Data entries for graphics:
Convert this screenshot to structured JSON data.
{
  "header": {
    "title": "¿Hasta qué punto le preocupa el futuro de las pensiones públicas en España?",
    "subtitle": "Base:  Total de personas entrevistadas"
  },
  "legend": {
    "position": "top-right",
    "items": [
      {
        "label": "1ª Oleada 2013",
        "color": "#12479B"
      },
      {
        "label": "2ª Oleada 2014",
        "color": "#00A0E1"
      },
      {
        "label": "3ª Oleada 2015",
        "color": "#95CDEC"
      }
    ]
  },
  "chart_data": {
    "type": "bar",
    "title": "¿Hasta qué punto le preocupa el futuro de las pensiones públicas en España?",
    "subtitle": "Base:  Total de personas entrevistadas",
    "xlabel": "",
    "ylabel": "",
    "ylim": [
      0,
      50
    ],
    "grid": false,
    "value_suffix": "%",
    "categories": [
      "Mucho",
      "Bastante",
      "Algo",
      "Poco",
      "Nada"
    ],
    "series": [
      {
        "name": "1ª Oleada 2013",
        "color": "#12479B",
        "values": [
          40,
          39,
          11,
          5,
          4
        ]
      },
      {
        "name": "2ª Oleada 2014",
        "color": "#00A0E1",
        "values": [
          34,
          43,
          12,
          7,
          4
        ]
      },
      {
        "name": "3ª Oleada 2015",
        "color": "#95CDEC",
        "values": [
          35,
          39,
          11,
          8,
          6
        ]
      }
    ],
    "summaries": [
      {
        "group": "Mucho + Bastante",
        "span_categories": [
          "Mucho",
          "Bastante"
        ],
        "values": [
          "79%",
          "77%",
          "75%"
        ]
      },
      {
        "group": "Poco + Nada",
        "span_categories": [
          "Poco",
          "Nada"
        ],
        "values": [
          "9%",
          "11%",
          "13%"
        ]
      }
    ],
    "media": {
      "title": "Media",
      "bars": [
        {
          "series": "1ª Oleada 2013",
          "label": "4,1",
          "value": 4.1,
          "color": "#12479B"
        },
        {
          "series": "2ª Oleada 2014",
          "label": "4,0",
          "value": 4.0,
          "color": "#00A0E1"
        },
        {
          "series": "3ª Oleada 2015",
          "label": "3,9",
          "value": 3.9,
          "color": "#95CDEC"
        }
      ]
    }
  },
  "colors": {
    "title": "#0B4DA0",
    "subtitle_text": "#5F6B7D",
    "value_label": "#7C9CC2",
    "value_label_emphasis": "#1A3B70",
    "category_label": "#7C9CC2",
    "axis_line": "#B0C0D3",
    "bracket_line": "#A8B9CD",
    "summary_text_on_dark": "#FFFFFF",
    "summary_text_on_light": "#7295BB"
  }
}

GIVEN PROBLEM: From the entries above, copy every line containing the word "series".

OUTPUT OF THE TASK:
    "series": [
          "series": "1ª Oleada 2013",
          "series": "2ª Oleada 2014",
          "series": "3ª Oleada 2015",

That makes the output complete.